- Reading text

_ _ _ _ _

Family Law Guest Posts
How Divorce Affects Doctors and Other Medical Professionals
Divorce can be difficult for anyone. For doctors and other medical professionals, it can be especially complex. A medical career often involves long hours, high stress, student loan debt, and a demanding schedule. When a doctor gets divorced, the financial issues can quickly become complicated.
During the legal proceedings of a divorce, a medical license, a private practice, future income, business debt, and retirement accounts may all need to be reviewed. If the doctor owns part or all of a practice, the divorce may involve business valuation issues that may not come up in another type of divorce.
Where Doctors Fall on the National Average of Divorce Rates
Divorce rates among doctors are not as simple as people may think. Some assume that doctors must have very high divorce rates because their work is stressful. Others think that high income and job stability protect them from divorce. The truth is more nuanced.
FlowingData reviewed divorce and separation patterns by occupation using American Community Survey data. Among workers who had been married at least once, about 35 percent were divorced, separated, or had been divorced before. Physicians were below that overall average, at about 20 percent. However, other healthcare jobs were much higher. The divorce rates for surgical technologists were around 42 percent, and the rates for licensed nurses were around 47 percent.
These numbers do not mean that a medical career causes or prevents divorce. Doctors may have more education and higher earnings, and they may get married at later ages, all of which can affect divorce rates. Nurses and surgical technologists may face different work schedules, financial pressures, and job demands.
What Happens to a Doctor’s Private Practice in a Divorce?
A doctor’s private practice may become one of the most important assets in a divorce. Whether the practice will need to be divided between spouses may depend on state law and the facts of the case. Most states follow either equitable distribution or community property rules. Under equitable distribution, marital property is divided fairly, but not always equally. Under community property rules, marital property is often divided more equally.
A private practice may be marital property if it was started during a couple’s marriage. This can be true even if only one spouse worked in the practice. A spouse who stayed home, raised children, managed household duties, or supported the doctor during their education and training may have helped the family build wealth in a different way.
If the practice existed before the marriage, it may be partly separate property. However, any increase in value during the marriage may be reviewed. The court may look at when the practice began, how it was funded, whether marital money was used, and whether the non-doctor spouse contributed to the doctor’s career.
In many cases, courts will not force a doctor to sell their practice, as that could harm patients, employees, and a doctor’s future income. Instead, a court may award the practice to the doctor and give the other spouse different assets to balance the division. This could include more retirement funds, investment accounts, home equity, or a structured payment.
How Goodwill Is Factored Into Valuing a Professional Practice
Goodwill is a major issue when valuing a medical practice. In simple terms, goodwill is the value of the practice beyond its physical assets. Exam tables, computers, medical equipment, office furniture, and bank accounts all have value, but a successful practice may be worth more than those items alone.
Goodwill may come from the practice’s name, location, patient base, referral relationships, staff, systems, and reputation. This is often called enterprise goodwill. It belongs more to the business itself. If another doctor could take over and still benefit from the practice’s structure and reputation, that goodwill may have value in a divorce.

_ _ _ _ _

- Parts of the exercise
A - Return the passage of the article on how divorce affects doctors from "Goodwill may come" to "value in a divorce.".
B - Answer these questions from the article on how divorce affects doctors.
(i) According to the FlowingData review, about what percentage of physicians were divorced, separated, or had been divorced before?
(ii) Under which rules is marital property divided fairly but not always equally?
(iii) What is goodwill called when it belongs more to the business itself?
Rely on the article on how divorce affects doctors and nothing else.

_ _ _ _ _

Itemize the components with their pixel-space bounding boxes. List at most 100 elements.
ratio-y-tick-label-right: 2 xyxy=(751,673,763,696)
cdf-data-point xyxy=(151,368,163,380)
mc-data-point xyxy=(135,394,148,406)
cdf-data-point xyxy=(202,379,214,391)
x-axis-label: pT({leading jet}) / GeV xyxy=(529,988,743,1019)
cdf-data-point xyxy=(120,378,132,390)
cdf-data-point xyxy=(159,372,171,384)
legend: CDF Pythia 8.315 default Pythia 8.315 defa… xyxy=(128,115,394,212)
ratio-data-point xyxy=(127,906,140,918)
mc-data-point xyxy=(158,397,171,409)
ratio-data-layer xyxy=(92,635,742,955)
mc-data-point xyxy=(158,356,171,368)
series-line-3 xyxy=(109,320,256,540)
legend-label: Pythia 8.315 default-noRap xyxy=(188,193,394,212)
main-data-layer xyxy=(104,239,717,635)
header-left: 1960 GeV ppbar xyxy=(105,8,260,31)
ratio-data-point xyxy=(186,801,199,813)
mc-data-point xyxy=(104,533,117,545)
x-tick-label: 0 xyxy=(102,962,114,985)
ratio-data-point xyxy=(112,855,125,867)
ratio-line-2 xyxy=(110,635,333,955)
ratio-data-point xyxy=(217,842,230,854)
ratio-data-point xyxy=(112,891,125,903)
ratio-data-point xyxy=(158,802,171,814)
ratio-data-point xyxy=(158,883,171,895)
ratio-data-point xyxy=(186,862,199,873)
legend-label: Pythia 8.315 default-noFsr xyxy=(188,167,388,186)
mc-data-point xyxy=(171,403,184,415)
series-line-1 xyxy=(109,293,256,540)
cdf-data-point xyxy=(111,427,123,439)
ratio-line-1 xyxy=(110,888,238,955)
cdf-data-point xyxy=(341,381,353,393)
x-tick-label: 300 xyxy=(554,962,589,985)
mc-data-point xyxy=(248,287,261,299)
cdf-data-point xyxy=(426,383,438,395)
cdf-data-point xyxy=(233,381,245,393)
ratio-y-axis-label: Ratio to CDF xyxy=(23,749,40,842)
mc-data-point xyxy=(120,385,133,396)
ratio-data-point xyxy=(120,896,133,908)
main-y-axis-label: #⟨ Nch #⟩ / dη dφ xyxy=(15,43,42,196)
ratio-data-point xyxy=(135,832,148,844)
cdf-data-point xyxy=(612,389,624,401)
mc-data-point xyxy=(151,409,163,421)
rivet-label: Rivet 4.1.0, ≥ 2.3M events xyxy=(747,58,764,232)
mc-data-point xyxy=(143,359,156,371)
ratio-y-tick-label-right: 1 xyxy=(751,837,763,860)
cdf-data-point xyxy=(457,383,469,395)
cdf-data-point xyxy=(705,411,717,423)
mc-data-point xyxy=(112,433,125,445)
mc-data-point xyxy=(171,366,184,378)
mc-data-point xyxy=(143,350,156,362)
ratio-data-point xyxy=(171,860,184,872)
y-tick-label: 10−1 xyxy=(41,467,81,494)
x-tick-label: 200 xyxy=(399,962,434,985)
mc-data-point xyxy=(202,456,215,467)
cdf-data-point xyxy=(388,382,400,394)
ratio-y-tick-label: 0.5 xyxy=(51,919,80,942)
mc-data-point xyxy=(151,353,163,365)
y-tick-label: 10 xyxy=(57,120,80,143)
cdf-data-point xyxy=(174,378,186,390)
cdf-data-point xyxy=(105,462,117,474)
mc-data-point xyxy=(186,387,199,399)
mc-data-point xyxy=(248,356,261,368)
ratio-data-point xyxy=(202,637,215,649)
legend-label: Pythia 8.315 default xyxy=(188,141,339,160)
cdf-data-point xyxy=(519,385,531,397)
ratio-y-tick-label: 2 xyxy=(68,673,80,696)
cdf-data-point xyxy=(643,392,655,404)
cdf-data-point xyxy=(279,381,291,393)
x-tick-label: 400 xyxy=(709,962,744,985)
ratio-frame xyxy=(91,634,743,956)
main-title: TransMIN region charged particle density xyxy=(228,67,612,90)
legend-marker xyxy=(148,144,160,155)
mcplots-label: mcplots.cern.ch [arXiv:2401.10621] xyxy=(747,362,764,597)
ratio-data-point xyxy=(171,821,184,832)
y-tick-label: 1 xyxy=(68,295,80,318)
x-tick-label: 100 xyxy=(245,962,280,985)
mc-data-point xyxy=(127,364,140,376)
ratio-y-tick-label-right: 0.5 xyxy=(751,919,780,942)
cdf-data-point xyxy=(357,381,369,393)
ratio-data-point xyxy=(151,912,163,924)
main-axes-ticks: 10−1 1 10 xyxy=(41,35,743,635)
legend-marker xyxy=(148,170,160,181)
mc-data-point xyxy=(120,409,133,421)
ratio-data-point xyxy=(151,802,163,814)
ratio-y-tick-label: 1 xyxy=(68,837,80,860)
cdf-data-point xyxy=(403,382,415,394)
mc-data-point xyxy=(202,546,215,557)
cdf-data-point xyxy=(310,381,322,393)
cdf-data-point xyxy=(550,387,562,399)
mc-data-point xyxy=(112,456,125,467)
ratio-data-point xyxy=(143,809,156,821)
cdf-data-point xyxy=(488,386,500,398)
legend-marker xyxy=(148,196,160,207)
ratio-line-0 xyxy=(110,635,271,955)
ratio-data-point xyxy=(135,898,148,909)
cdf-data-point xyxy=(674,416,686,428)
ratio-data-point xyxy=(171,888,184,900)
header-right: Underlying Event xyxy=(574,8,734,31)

_ _ _ _ _

- Results for the exercise
A -
Goodwill may come from the practice’s name, location, patient base, referral relationships, staff, systems, and reputation. This is often called enterprise goodwill. It belongs more to the business itself. If another doctor could take over and still benefit from the practice’s structure and reputation, that goodwill may have value in a divorce.

B -
(i) About 20 percent.
(ii) Equitable distribution.
(iii) Enterprise goodwill.